::: Entries shown :::

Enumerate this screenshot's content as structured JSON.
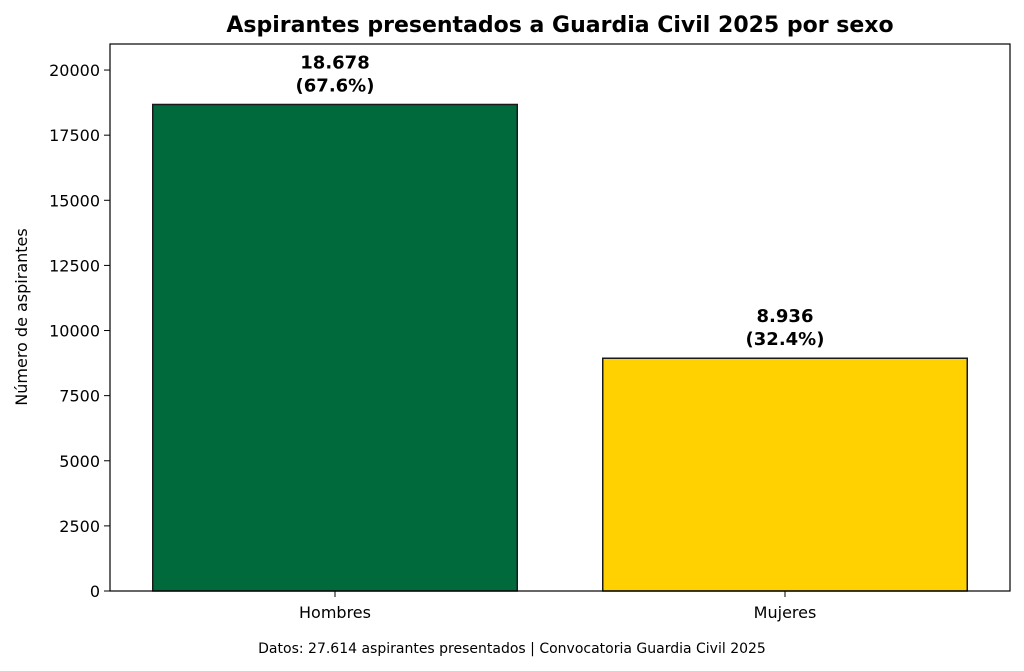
{
  "chart_data": {
    "type": "bar",
    "title": "Aspirantes presentados a Guardia Civil 2025 por sexo",
    "xlabel": "",
    "ylabel": "Número de aspirantes",
    "categories": [
      "Hombres",
      "Mujeres"
    ],
    "values": [
      18678,
      8936
    ],
    "colors": [
      "#006a3d",
      "#ffd100"
    ],
    "edge_color": "#1a1a1a",
    "data_labels": [
      {
        "value": "18.678",
        "percent": "(67.6%)"
      },
      {
        "value": "8.936",
        "percent": "(32.4%)"
      }
    ],
    "ylim": [
      0,
      21000
    ],
    "yticks": [
      0,
      2500,
      5000,
      7500,
      10000,
      12500,
      15000,
      17500,
      20000
    ],
    "grid": false,
    "legend": "none",
    "footnote": "Datos: 27.614 aspirantes presentados | Convocatoria Guardia Civil 2025"
  }
}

:::

● **Your goal**:
Retype the whole listing, keeping every line identical and omitting all pictures.

● **Finished exercise**:
Enumerate this screenshot's content as structured JSON.
{
  "chart_data": {
    "type": "bar",
    "title": "Aspirantes presentados a Guardia Civil 2025 por sexo",
    "xlabel": "",
    "ylabel": "Número de aspirantes",
    "categories": [
      "Hombres",
      "Mujeres"
    ],
    "values": [
      18678,
      8936
    ],
    "colors": [
      "#006a3d",
      "#ffd100"
    ],
    "edge_color": "#1a1a1a",
    "data_labels": [
      {
        "value": "18.678",
        "percent": "(67.6%)"
      },
      {
        "value": "8.936",
        "percent": "(32.4%)"
      }
    ],
    "ylim": [
      0,
      21000
    ],
    "yticks": [
      0,
      2500,
      5000,
      7500,
      10000,
      12500,
      15000,
      17500,
      20000
    ],
    "grid": false,
    "legend": "none",
    "footnote": "Datos: 27.614 aspirantes presentados | Convocatoria Guardia Civil 2025"
  }
}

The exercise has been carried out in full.